_TASK PROMPT_
Records follow. Select each line holding "happened".

— Start —

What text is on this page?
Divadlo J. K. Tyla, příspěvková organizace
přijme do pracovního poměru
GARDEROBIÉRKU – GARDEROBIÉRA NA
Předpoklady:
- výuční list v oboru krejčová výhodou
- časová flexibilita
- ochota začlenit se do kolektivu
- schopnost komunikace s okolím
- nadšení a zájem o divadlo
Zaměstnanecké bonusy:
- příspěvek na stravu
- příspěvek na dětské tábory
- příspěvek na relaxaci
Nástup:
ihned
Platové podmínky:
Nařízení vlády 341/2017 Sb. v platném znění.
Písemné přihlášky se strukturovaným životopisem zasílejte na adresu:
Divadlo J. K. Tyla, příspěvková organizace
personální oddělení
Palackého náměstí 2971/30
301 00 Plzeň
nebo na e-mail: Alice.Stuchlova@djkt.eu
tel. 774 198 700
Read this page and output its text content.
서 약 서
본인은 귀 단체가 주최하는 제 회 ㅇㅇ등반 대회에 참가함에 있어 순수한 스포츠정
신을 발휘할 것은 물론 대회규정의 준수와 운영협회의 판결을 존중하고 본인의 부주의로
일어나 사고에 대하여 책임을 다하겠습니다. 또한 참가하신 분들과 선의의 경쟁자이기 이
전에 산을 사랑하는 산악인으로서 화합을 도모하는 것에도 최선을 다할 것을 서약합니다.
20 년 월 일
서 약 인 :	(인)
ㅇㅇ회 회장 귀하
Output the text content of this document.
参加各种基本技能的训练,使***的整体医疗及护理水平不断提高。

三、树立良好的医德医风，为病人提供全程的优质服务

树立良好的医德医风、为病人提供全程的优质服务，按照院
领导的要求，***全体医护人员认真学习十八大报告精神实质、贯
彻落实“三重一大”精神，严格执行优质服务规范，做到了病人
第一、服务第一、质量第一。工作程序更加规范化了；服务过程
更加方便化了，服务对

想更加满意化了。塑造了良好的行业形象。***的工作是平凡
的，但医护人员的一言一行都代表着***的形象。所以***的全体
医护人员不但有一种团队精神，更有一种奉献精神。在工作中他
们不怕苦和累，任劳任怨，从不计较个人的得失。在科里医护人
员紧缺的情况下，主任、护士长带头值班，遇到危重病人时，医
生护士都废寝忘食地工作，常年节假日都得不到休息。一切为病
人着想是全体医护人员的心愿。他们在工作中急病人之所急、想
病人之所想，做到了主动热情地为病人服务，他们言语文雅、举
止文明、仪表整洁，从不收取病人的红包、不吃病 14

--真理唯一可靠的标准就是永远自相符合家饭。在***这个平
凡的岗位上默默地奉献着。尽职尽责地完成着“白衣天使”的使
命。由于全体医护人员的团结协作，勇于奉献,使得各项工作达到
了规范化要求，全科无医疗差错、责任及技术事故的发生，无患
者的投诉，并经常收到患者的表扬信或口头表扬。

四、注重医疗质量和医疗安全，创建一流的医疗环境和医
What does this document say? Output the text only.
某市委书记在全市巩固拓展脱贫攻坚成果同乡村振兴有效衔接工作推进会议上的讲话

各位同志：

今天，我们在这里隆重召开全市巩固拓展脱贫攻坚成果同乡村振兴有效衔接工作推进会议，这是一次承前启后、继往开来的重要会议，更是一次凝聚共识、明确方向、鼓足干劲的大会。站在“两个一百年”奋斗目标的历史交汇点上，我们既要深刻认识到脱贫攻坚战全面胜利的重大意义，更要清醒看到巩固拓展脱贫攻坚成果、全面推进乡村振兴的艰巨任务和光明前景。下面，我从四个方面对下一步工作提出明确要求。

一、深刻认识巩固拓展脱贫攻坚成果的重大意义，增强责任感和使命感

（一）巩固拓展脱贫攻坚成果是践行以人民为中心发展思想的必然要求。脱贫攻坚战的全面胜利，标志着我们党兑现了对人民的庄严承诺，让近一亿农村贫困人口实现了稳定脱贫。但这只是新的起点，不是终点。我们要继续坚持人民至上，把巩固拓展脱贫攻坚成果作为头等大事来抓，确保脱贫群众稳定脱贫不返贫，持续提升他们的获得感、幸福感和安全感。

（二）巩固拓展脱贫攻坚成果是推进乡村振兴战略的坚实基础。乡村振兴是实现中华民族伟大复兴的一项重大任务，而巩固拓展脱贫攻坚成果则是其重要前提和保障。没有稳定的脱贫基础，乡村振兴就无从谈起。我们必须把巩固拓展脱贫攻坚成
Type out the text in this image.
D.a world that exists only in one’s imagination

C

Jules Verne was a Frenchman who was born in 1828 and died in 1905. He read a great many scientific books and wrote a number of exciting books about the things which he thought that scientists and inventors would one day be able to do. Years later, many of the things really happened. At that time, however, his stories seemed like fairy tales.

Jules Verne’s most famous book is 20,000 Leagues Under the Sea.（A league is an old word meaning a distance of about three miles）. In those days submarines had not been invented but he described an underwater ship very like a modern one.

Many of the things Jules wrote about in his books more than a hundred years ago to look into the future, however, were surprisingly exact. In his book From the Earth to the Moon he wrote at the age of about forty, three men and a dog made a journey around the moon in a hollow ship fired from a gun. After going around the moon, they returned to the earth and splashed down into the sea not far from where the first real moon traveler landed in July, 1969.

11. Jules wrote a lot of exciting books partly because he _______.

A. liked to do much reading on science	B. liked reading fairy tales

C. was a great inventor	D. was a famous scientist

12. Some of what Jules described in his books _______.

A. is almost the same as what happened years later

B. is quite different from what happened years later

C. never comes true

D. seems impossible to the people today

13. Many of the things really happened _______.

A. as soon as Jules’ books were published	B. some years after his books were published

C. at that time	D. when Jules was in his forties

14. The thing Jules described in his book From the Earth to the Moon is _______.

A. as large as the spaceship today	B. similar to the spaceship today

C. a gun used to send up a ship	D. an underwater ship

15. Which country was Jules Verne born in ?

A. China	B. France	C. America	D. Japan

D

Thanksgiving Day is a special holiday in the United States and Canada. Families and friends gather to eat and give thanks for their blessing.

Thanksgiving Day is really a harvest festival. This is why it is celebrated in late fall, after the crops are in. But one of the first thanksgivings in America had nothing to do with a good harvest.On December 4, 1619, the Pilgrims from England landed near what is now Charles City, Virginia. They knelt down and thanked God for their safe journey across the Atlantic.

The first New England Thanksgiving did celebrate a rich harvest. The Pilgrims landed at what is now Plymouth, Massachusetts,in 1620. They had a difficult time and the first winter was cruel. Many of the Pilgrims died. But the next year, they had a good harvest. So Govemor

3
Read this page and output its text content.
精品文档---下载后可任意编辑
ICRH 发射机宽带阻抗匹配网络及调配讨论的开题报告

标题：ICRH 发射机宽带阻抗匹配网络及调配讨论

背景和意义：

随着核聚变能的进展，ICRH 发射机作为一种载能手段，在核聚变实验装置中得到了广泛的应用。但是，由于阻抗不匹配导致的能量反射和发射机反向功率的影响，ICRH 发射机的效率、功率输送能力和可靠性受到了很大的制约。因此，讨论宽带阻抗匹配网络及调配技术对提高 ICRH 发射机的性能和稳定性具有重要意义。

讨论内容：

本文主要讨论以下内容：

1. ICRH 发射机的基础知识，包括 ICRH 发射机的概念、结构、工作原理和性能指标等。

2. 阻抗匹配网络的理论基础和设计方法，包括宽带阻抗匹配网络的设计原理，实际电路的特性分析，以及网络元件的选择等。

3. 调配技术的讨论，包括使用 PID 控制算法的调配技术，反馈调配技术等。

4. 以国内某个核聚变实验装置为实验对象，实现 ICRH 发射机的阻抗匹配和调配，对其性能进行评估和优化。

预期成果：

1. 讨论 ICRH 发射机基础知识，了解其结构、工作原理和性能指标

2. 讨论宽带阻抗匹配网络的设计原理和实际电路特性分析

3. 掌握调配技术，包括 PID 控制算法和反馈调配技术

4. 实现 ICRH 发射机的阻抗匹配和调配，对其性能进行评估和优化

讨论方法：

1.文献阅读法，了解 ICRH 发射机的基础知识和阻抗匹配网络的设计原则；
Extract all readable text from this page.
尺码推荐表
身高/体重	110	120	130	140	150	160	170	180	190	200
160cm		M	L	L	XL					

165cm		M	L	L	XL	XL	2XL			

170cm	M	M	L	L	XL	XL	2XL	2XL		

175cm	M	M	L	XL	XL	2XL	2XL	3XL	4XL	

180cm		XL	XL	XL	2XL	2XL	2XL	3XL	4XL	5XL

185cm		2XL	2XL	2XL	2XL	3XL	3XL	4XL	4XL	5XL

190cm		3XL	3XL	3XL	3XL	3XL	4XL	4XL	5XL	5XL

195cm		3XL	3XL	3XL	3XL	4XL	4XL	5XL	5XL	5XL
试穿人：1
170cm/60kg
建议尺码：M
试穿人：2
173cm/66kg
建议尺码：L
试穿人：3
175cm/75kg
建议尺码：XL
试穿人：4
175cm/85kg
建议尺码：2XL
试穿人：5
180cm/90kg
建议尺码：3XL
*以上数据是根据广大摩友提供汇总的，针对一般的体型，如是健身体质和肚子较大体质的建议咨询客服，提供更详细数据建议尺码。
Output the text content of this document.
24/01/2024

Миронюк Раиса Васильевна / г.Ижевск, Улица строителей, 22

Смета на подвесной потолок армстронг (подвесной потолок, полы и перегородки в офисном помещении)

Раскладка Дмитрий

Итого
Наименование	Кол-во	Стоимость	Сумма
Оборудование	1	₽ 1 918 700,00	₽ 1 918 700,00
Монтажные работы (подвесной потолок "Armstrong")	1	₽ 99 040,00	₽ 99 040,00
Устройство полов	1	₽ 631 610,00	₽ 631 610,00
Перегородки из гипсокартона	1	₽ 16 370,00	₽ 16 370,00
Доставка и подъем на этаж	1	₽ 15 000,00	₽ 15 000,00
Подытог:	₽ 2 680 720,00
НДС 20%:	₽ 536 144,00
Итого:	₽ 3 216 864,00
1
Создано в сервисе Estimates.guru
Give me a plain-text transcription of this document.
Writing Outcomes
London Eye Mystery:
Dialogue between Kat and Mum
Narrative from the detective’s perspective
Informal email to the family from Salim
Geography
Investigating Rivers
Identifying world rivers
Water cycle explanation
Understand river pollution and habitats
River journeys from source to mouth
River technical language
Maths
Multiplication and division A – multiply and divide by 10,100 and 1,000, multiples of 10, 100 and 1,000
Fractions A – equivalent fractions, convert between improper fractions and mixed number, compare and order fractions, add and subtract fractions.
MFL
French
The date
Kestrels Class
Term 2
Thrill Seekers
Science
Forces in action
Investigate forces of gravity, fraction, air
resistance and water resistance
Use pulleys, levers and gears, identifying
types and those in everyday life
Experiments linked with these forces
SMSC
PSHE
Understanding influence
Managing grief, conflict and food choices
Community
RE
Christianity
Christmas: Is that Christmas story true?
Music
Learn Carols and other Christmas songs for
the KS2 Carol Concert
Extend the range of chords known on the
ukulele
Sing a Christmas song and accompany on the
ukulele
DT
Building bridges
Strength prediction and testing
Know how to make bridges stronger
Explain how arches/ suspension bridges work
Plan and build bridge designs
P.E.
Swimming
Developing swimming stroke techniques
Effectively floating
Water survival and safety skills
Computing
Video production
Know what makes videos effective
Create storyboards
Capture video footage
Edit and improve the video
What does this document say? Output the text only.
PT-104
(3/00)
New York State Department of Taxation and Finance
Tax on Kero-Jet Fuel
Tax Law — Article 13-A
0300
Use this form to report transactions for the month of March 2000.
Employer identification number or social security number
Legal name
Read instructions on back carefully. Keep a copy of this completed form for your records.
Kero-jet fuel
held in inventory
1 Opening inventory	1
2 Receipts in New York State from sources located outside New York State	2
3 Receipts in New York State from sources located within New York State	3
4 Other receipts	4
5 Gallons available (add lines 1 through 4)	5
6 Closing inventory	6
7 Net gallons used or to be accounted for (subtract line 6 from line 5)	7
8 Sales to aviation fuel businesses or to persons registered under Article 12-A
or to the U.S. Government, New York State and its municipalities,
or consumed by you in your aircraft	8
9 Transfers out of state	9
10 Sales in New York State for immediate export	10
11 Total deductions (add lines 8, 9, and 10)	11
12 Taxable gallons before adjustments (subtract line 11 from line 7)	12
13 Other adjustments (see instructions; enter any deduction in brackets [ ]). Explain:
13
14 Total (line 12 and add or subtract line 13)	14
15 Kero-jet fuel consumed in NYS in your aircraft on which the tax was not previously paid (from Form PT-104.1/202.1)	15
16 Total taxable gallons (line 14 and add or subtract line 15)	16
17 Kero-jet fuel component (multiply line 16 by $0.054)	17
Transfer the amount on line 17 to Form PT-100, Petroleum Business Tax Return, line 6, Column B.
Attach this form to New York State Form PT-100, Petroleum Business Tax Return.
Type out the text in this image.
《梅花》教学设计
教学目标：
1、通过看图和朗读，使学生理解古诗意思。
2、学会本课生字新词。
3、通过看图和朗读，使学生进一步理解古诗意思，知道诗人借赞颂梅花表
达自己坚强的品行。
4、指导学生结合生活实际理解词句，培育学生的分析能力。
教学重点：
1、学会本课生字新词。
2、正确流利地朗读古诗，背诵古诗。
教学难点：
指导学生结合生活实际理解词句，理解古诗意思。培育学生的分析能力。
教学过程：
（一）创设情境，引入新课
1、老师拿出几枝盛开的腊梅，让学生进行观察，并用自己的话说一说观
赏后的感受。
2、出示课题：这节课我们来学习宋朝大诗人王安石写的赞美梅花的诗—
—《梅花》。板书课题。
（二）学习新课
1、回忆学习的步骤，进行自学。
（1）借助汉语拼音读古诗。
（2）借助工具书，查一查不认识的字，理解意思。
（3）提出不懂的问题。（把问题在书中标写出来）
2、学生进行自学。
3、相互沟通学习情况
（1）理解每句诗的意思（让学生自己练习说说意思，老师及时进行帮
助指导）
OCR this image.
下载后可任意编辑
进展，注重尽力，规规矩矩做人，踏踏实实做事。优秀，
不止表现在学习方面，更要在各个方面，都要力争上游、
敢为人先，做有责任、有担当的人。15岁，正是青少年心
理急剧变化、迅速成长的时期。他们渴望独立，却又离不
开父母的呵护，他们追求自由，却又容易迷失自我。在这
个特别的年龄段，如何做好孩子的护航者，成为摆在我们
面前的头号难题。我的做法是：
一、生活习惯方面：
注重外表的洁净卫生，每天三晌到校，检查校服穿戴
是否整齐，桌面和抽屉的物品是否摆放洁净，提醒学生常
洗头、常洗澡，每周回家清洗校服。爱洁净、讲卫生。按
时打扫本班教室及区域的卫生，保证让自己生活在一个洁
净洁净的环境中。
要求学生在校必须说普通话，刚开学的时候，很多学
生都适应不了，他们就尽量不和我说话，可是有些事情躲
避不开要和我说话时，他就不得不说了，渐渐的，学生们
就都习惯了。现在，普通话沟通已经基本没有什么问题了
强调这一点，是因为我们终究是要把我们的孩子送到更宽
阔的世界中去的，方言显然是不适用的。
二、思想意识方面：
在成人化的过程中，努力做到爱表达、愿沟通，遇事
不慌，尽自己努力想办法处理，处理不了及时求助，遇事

— End —

_WRITTEN SOLUTION_
Jules Verne was a Frenchman who was born in 1828 and died in 1905. He read a great many scientific books and wrote a number of exciting books about the things which he thought that scientists and inventors would one day be able to do. Years later, many of the things really happened. At that time, however, his stories seemed like fairy tales.
A. is almost the same as what happened years later
B. is quite different from what happened years later
13. Many of the things really happened _______.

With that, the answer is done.